MATERIAL:
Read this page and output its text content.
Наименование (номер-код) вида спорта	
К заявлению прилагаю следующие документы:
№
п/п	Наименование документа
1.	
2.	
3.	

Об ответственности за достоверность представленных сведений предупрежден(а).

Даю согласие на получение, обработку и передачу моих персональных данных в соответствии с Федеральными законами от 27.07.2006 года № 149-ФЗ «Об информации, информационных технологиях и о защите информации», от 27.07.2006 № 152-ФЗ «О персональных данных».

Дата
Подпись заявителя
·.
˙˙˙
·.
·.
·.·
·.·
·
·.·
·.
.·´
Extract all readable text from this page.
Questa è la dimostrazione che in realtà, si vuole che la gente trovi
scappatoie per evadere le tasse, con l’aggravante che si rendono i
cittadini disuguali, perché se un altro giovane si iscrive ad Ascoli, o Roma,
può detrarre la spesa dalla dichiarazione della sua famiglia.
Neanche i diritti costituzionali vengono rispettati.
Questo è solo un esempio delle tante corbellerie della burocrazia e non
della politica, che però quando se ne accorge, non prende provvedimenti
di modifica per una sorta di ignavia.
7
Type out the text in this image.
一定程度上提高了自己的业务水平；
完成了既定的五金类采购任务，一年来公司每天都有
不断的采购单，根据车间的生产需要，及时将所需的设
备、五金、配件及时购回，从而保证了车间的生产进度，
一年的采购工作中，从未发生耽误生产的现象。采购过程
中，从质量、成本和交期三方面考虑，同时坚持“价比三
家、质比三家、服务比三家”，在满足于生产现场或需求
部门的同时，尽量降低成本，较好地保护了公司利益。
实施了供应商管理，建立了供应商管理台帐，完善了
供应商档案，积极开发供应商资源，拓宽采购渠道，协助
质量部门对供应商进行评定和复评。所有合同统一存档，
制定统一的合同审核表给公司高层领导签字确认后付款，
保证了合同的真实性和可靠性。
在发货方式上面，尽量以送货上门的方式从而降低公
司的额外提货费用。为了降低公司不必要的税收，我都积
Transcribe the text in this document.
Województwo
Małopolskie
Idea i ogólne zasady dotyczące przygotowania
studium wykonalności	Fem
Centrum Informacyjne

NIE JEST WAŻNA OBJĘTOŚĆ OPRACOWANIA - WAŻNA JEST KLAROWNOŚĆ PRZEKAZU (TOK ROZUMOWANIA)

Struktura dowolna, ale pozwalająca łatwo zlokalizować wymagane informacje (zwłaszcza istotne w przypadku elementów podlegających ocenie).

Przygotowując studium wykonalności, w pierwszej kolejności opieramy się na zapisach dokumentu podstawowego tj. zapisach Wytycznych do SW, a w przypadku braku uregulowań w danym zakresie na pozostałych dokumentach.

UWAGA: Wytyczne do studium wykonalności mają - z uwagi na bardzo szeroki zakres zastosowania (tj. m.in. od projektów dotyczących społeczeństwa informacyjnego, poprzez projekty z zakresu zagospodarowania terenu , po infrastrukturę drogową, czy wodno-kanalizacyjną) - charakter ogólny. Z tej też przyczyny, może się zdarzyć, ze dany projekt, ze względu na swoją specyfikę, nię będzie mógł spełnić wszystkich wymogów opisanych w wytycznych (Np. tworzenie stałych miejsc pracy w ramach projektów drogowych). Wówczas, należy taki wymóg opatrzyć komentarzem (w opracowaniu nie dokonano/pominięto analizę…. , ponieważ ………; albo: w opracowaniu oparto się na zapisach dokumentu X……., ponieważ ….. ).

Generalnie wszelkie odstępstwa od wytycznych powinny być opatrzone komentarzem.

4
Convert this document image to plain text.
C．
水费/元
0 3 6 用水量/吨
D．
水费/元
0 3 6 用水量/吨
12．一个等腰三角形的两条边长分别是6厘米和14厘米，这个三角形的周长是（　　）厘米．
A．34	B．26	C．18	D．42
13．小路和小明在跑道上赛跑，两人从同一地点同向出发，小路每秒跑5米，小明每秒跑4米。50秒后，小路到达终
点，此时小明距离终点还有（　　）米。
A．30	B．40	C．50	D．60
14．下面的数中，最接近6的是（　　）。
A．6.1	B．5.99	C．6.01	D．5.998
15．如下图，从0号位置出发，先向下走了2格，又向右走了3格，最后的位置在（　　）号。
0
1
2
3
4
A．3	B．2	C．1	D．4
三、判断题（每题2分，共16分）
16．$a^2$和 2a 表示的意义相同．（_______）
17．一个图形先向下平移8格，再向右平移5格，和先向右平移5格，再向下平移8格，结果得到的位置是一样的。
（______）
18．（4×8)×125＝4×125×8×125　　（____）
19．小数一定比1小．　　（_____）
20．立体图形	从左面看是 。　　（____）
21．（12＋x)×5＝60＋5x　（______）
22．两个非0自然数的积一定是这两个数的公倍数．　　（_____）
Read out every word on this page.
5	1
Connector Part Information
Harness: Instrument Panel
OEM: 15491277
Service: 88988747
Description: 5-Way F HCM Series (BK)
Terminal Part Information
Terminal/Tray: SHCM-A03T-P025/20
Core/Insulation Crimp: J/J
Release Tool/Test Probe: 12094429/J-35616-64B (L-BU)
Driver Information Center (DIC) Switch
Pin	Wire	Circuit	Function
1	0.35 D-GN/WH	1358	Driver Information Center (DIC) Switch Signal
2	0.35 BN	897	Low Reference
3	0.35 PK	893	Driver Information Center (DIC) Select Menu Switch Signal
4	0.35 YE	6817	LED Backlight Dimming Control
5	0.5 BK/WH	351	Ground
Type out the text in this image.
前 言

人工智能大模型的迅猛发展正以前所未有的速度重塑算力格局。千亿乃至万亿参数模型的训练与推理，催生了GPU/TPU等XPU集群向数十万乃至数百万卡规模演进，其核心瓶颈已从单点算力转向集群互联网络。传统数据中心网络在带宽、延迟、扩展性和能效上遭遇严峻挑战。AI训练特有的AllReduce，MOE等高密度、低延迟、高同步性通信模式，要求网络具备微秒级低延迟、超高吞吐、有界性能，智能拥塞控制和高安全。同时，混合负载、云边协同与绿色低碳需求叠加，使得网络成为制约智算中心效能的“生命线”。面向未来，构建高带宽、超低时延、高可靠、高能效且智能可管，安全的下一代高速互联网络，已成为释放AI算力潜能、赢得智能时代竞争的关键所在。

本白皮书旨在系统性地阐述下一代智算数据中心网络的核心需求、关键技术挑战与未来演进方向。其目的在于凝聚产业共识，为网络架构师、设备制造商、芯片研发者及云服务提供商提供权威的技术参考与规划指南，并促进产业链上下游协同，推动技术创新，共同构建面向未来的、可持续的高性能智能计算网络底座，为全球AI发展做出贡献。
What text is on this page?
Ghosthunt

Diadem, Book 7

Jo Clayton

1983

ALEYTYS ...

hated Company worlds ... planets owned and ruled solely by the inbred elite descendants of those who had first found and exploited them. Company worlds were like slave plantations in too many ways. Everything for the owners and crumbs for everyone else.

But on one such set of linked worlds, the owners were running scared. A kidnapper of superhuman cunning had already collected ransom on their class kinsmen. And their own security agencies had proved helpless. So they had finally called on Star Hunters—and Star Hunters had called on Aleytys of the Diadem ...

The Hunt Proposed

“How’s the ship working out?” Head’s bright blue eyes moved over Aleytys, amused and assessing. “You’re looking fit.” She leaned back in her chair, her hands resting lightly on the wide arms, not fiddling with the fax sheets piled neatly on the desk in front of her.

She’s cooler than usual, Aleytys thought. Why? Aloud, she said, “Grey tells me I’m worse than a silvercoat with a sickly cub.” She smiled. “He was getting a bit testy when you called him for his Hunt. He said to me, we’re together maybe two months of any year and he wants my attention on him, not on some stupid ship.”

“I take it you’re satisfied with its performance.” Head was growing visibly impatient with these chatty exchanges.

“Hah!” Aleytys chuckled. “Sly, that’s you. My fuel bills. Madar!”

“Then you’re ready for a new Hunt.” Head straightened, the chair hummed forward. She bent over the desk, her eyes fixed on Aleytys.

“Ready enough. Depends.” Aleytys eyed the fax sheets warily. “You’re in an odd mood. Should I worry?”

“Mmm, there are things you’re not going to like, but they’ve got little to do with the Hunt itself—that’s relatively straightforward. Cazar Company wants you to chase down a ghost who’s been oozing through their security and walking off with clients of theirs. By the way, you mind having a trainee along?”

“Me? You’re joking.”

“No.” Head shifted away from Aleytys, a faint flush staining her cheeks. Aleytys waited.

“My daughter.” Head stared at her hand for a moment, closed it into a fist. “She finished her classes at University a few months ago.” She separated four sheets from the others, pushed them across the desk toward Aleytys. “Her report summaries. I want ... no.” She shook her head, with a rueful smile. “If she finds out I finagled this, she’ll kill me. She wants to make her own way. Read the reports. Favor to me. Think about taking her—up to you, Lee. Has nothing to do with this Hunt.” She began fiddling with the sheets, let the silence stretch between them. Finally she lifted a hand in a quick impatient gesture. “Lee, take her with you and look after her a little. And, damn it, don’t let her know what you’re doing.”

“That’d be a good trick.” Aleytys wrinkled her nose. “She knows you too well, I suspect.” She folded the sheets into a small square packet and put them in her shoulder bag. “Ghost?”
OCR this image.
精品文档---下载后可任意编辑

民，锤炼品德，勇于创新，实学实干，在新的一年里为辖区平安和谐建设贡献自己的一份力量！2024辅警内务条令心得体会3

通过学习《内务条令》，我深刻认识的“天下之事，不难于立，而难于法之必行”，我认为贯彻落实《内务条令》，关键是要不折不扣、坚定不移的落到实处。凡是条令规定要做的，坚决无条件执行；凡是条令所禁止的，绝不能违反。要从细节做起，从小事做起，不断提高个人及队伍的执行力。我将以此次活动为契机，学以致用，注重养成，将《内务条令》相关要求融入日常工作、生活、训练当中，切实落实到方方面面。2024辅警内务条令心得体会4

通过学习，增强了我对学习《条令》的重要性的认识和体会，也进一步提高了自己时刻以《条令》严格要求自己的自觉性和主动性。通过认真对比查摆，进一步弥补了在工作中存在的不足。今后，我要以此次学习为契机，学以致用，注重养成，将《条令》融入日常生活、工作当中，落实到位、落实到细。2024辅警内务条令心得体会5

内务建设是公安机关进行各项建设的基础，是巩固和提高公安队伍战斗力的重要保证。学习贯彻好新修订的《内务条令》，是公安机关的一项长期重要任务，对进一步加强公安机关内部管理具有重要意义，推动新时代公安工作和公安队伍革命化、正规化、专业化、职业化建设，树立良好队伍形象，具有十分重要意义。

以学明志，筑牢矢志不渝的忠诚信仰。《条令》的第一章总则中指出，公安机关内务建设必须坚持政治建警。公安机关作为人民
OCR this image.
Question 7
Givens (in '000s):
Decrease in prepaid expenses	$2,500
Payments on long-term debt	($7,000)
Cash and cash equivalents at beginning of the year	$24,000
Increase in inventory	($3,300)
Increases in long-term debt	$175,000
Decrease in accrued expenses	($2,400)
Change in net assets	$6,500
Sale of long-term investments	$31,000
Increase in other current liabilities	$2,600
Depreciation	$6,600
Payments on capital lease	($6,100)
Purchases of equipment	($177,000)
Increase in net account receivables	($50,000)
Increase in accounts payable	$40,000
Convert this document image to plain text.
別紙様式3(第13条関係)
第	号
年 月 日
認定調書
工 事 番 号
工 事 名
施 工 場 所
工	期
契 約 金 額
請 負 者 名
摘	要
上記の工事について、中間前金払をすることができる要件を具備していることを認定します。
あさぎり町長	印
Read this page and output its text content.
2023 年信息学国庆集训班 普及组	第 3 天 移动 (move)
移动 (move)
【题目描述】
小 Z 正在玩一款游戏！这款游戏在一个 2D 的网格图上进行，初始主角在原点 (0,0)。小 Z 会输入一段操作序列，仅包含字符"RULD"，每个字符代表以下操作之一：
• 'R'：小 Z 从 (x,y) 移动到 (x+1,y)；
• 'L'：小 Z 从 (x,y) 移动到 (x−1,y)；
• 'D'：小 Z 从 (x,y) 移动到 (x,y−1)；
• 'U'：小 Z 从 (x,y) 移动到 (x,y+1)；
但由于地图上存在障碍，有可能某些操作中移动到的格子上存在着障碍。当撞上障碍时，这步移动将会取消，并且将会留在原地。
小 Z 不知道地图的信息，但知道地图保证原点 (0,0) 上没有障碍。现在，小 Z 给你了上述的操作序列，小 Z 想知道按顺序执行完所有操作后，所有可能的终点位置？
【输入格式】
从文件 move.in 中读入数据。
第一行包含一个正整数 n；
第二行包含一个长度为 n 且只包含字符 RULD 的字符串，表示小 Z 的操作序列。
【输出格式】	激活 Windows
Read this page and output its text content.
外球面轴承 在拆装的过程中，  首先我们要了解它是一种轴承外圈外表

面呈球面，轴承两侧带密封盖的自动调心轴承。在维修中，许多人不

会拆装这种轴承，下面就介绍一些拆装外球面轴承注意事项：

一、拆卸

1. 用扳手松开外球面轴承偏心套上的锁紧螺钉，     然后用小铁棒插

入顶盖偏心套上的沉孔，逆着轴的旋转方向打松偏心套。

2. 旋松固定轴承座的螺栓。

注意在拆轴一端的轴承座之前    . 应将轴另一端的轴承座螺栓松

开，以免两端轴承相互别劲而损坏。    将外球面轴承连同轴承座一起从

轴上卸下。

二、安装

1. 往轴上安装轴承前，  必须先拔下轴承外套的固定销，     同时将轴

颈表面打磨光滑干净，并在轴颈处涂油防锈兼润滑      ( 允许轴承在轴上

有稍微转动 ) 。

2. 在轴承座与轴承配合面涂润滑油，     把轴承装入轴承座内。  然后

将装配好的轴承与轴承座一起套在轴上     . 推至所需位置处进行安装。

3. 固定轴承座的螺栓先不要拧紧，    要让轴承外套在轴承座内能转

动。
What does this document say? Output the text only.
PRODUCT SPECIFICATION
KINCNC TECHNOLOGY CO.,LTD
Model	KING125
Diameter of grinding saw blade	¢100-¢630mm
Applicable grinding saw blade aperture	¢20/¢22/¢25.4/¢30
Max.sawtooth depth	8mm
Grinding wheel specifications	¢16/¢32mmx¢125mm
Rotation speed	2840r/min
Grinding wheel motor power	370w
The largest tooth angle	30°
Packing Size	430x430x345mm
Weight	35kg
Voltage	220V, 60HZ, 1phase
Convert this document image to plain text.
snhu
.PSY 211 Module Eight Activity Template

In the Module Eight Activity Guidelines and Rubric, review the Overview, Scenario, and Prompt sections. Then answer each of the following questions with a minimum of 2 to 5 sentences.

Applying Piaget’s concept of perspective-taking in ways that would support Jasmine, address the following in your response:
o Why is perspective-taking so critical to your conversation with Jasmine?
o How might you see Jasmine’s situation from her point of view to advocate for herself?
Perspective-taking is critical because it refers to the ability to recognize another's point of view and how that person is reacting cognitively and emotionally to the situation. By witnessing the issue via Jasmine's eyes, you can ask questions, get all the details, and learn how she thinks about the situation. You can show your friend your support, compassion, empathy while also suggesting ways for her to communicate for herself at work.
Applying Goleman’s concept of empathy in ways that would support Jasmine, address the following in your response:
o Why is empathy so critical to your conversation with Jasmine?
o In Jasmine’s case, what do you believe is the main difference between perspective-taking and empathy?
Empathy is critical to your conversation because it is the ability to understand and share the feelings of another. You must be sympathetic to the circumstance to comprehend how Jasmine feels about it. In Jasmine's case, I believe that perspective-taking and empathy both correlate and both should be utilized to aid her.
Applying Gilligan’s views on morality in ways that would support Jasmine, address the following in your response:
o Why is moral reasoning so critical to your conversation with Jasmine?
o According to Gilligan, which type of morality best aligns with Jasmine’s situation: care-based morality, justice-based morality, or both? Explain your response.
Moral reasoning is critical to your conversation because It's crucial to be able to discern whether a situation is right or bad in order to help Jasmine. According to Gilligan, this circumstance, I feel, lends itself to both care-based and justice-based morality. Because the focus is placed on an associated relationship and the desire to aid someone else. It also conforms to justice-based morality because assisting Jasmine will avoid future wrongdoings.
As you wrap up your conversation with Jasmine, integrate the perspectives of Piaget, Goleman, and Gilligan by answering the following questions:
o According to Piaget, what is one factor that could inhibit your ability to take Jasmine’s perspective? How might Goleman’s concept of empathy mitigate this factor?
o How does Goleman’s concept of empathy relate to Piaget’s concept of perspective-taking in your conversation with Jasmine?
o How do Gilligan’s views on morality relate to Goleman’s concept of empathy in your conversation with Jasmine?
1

EXERCISE TASK:
Say how many lines in the entries contain the string "views", and say nothing else.

TASK ANSWER:
2